#### Material provided ####
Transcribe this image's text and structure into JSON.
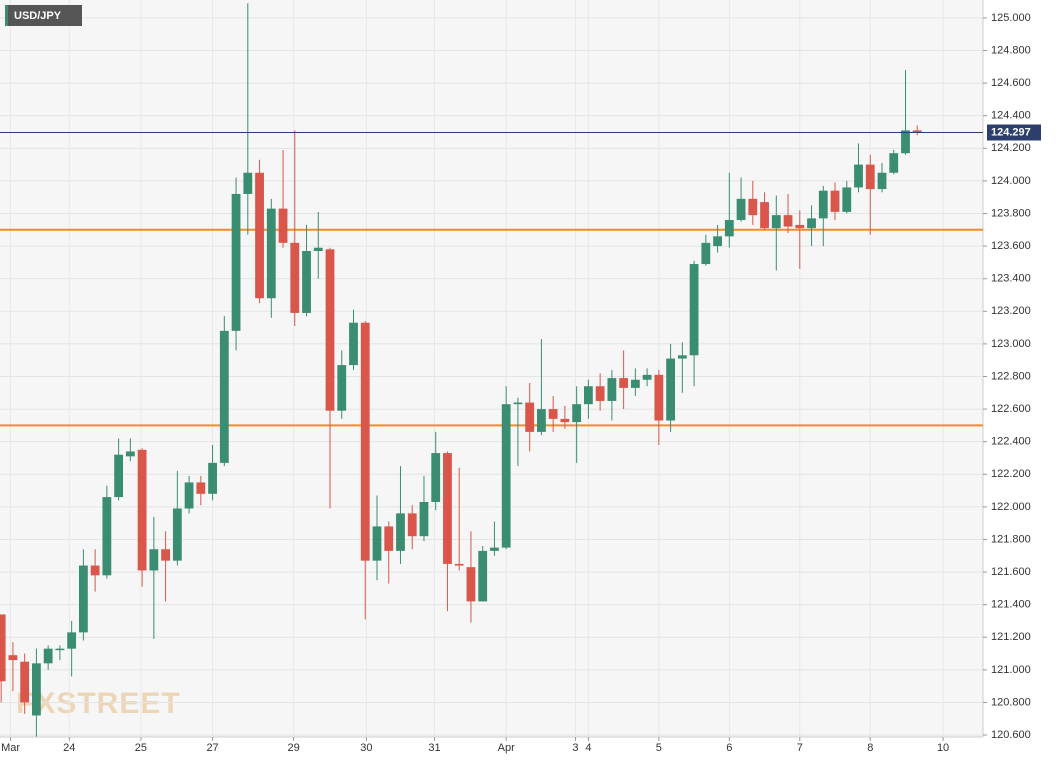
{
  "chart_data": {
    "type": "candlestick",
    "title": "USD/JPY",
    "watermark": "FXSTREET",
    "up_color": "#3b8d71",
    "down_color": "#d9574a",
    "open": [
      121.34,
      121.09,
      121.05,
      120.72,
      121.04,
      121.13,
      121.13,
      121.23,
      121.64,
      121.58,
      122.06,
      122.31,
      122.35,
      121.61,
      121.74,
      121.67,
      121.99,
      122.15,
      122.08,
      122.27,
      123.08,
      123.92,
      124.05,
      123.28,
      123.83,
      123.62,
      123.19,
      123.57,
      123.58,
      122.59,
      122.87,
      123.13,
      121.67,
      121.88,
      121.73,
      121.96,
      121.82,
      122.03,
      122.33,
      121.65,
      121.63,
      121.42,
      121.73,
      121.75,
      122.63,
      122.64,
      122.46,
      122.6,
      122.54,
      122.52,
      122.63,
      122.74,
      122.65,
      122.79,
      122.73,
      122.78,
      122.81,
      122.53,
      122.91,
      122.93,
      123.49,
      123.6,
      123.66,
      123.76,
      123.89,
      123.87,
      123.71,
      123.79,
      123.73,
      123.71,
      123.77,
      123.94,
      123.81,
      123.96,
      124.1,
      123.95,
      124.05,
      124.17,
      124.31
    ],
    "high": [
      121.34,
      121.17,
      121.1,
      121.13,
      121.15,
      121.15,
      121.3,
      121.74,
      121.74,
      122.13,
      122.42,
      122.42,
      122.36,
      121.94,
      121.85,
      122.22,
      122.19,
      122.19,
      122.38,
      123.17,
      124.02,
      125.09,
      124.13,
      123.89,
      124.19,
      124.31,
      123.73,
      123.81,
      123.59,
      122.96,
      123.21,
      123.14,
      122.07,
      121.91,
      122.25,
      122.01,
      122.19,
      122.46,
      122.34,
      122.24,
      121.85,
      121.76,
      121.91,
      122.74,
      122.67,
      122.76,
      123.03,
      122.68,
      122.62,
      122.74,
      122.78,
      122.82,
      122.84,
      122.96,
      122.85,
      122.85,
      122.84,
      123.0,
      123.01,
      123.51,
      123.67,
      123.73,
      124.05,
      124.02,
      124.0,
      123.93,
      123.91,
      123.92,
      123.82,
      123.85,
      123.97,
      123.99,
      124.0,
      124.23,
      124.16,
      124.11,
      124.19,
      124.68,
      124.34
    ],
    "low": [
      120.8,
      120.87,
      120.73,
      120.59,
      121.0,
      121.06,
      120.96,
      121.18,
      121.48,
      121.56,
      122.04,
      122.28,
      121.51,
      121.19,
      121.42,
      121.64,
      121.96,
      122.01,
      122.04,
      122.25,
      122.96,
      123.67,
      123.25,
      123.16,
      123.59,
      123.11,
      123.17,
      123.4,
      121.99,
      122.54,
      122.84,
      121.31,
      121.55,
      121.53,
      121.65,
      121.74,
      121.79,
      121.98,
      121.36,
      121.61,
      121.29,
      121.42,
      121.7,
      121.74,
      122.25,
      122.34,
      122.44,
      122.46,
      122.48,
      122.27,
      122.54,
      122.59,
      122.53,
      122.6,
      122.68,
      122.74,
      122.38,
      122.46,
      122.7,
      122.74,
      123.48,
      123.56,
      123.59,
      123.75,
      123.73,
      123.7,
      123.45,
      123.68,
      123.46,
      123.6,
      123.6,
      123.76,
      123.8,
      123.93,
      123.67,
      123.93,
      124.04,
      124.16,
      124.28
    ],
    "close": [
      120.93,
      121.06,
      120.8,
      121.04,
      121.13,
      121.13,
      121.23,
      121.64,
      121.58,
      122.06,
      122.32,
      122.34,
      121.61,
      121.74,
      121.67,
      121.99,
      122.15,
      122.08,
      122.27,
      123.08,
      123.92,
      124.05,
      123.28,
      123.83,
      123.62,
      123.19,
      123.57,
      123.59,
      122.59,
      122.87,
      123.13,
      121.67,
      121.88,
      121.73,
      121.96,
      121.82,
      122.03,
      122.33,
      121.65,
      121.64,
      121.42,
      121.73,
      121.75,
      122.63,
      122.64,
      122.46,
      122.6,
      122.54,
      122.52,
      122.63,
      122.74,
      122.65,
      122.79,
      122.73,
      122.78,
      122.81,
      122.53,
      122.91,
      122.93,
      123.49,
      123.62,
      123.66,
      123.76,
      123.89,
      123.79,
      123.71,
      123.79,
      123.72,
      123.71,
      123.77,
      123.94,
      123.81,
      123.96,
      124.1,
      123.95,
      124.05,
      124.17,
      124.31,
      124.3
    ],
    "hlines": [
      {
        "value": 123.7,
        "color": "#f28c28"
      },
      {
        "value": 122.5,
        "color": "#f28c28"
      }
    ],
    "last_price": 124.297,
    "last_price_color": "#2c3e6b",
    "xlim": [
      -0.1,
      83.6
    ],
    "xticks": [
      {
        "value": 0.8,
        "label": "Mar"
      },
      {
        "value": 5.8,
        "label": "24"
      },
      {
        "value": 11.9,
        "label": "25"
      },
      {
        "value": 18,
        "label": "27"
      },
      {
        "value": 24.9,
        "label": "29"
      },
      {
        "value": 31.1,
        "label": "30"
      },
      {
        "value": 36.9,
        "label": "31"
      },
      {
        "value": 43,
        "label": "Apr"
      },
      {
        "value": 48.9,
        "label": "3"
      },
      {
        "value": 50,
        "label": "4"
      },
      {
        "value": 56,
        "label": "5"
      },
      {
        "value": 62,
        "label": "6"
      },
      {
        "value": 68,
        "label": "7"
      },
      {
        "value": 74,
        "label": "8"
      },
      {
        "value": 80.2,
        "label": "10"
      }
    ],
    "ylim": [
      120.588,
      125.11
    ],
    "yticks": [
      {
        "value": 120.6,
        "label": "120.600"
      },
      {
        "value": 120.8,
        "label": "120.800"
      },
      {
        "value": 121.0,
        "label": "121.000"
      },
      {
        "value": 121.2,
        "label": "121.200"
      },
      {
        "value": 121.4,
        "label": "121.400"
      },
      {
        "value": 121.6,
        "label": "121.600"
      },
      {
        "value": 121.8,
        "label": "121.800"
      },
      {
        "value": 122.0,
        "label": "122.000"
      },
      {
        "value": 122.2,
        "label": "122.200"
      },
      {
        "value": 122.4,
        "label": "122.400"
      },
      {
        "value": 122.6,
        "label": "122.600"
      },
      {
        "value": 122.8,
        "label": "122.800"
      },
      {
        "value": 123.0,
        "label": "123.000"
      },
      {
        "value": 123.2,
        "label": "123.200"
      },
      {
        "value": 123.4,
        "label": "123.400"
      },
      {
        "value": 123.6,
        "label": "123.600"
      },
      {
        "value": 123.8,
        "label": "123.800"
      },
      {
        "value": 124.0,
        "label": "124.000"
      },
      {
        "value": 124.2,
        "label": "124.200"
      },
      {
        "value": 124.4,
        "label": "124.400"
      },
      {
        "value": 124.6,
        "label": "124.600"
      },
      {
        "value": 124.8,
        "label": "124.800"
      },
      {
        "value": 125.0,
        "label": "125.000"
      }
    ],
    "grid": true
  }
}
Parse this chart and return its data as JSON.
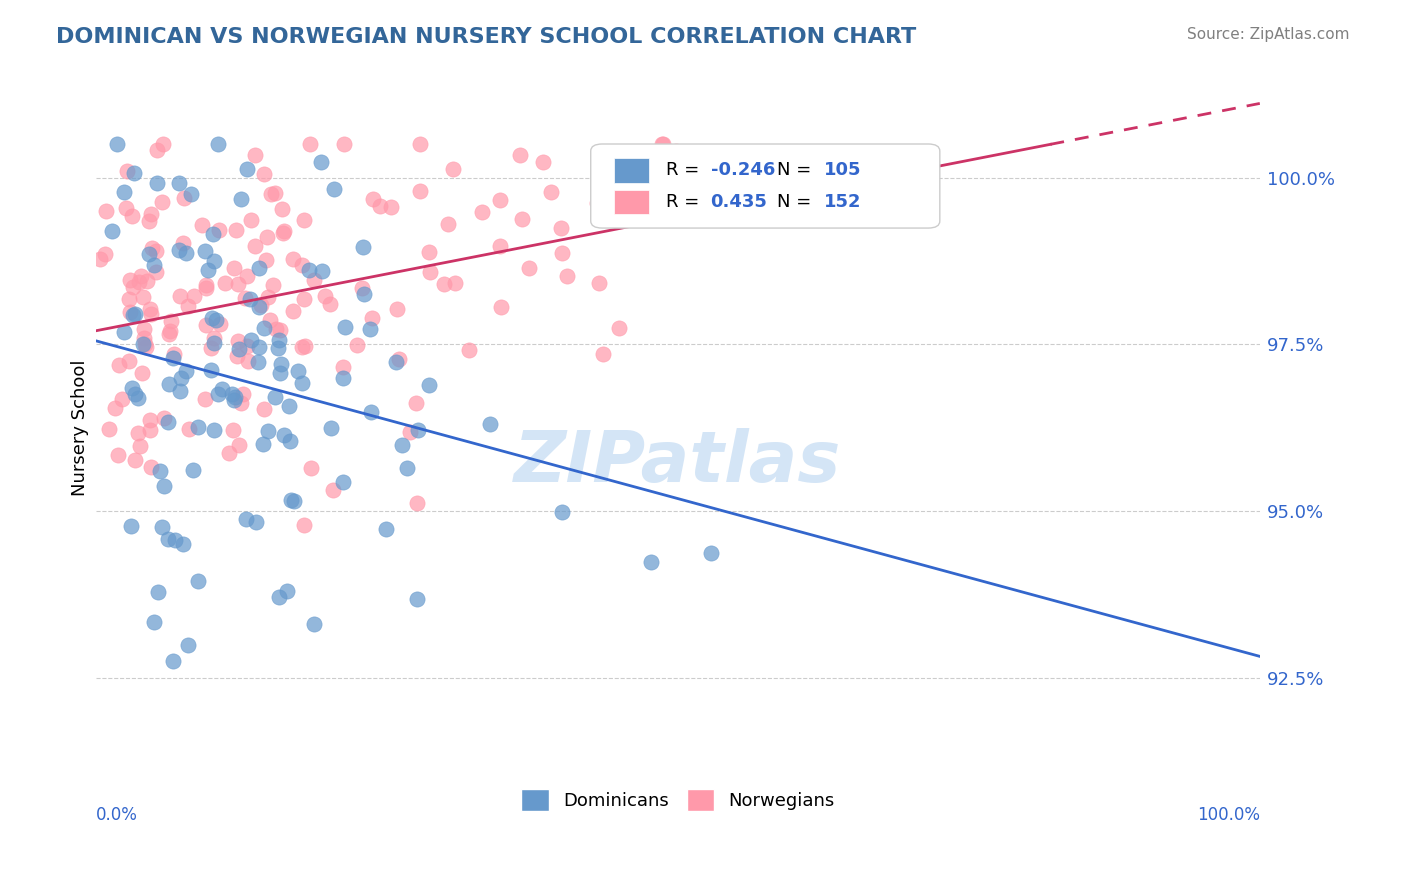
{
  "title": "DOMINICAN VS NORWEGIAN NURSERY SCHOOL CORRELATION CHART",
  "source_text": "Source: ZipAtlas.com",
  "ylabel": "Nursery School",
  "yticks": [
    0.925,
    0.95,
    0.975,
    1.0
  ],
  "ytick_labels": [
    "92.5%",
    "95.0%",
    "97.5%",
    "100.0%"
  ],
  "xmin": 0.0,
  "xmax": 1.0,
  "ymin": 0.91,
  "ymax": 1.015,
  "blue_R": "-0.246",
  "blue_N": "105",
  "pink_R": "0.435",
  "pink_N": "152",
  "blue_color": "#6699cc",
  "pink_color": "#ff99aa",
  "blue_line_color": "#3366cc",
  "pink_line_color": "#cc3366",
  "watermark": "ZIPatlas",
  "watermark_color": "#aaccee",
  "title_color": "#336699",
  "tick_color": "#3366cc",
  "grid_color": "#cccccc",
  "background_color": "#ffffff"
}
####
▶ **Set task**: Pass over all pictures while writing out the lines from the line with "Parse this chart and return its data as JSON." through the last line exactly.

▶ **Result of this exercise**:
Parse this chart and return its data as JSON.
{
  "title": "DOMINICAN VS NORWEGIAN NURSERY SCHOOL CORRELATION CHART",
  "source_text": "Source: ZipAtlas.com",
  "ylabel": "Nursery School",
  "yticks": [
    0.925,
    0.95,
    0.975,
    1.0
  ],
  "ytick_labels": [
    "92.5%",
    "95.0%",
    "97.5%",
    "100.0%"
  ],
  "xmin": 0.0,
  "xmax": 1.0,
  "ymin": 0.91,
  "ymax": 1.015,
  "blue_R": "-0.246",
  "blue_N": "105",
  "pink_R": "0.435",
  "pink_N": "152",
  "blue_color": "#6699cc",
  "pink_color": "#ff99aa",
  "blue_line_color": "#3366cc",
  "pink_line_color": "#cc3366",
  "watermark": "ZIPatlas",
  "watermark_color": "#aaccee",
  "title_color": "#336699",
  "tick_color": "#3366cc",
  "grid_color": "#cccccc",
  "background_color": "#ffffff"
}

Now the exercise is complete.